- PROBLEM TO WORK ON: Transcribe the whole listing below without changing a word, but leave out every image.

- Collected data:

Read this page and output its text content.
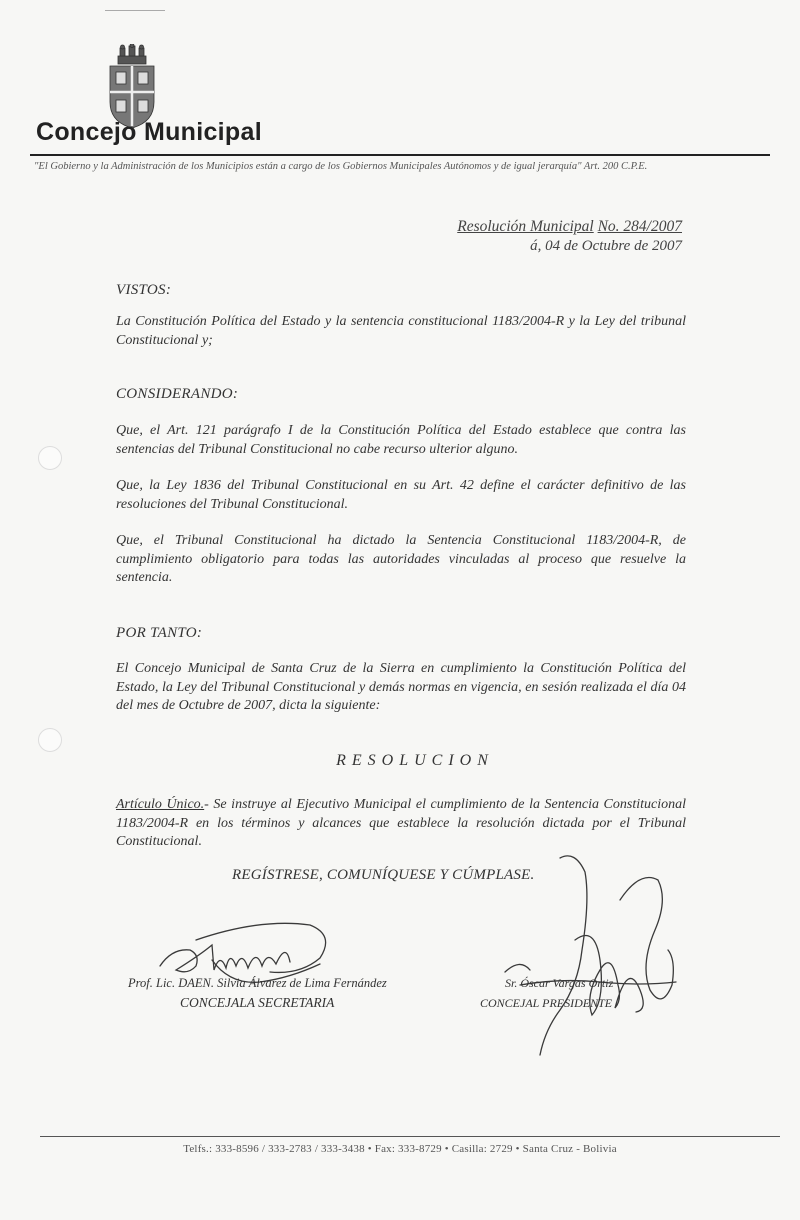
Concejo Municipal
"El Gobierno y la Administración de los Municipios están a cargo de los Gobiernos Municipales Autónomos y de igual jerarquía" Art. 200 C.P.E.
Resolución Municipal No. 284/2007
á, 04 de Octubre de 2007
VISTOS:
La Constitución Política del Estado y la sentencia constitucional 1183/2004-R y la Ley del tribunal Constitucional y;
CONSIDERANDO:
Que, el Art. 121 parágrafo I de la Constitución Política del Estado establece que contra las sentencias del Tribunal Constitucional no cabe recurso ulterior alguno.
Que, la Ley 1836 del Tribunal Constitucional en su Art. 42 define el carácter definitivo de las resoluciones del Tribunal Constitucional.
Que, el Tribunal Constitucional ha dictado la Sentencia Constitucional 1183/2004-R, de cumplimiento obligatorio para todas las autoridades vinculadas al proceso que resuelve la sentencia.
POR TANTO:
El Concejo Municipal de Santa Cruz de la Sierra en cumplimiento la Constitución Política del Estado, la Ley del Tribunal Constitucional y demás normas en vigencia, en sesión realizada el día 04 del mes de Octubre de 2007, dicta la siguiente:
RESOLUCION
Artículo Único.- Se instruye al Ejecutivo Municipal el cumplimiento de la Sentencia Constitucional 1183/2004-R en los términos y alcances que establece la resolución dictada por el Tribunal Constitucional.
REGÍSTRESE, COMUNÍQUESE Y CÚMPLASE.
Prof. Lic. DAEN. Silvia Álvarez de Lima Fernández
CONCEJALA SECRETARIA
Sr. Óscar Vargas Ortiz
CONCEJAL PRESIDENTE
Telfs.: 333-8596 / 333-2783 / 333-3438 • Fax: 333-8729 • Casilla: 2729 • Santa Cruz - Bolivia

- CORRECT RESULT:
Read this page and output its text content.
Concejo Municipal
"El Gobierno y la Administración de los Municipios están a cargo de los Gobiernos Municipales Autónomos y de igual jerarquía" Art. 200 C.P.E.
Resolución Municipal No. 284/2007
á, 04 de Octubre de 2007
VISTOS:
La Constitución Política del Estado y la sentencia constitucional 1183/2004-R y la Ley del tribunal Constitucional y;
CONSIDERANDO:
Que, el Art. 121 parágrafo I de la Constitución Política del Estado establece que contra las sentencias del Tribunal Constitucional no cabe recurso ulterior alguno.
Que, la Ley 1836 del Tribunal Constitucional en su Art. 42 define el carácter definitivo de las resoluciones del Tribunal Constitucional.
Que, el Tribunal Constitucional ha dictado la Sentencia Constitucional 1183/2004-R, de cumplimiento obligatorio para todas las autoridades vinculadas al proceso que resuelve la sentencia.
POR TANTO:
El Concejo Municipal de Santa Cruz de la Sierra en cumplimiento la Constitución Política del Estado, la Ley del Tribunal Constitucional y demás normas en vigencia, en sesión realizada el día 04 del mes de Octubre de 2007, dicta la siguiente:
RESOLUCION
Artículo Único.- Se instruye al Ejecutivo Municipal el cumplimiento de la Sentencia Constitucional 1183/2004-R en los términos y alcances que establece la resolución dictada por el Tribunal Constitucional.
REGÍSTRESE, COMUNÍQUESE Y CÚMPLASE.
Prof. Lic. DAEN. Silvia Álvarez de Lima Fernández
CONCEJALA SECRETARIA
Sr. Óscar Vargas Ortiz
CONCEJAL PRESIDENTE
Telfs.: 333-8596 / 333-2783 / 333-3438 • Fax: 333-8729 • Casilla: 2729 • Santa Cruz - Bolivia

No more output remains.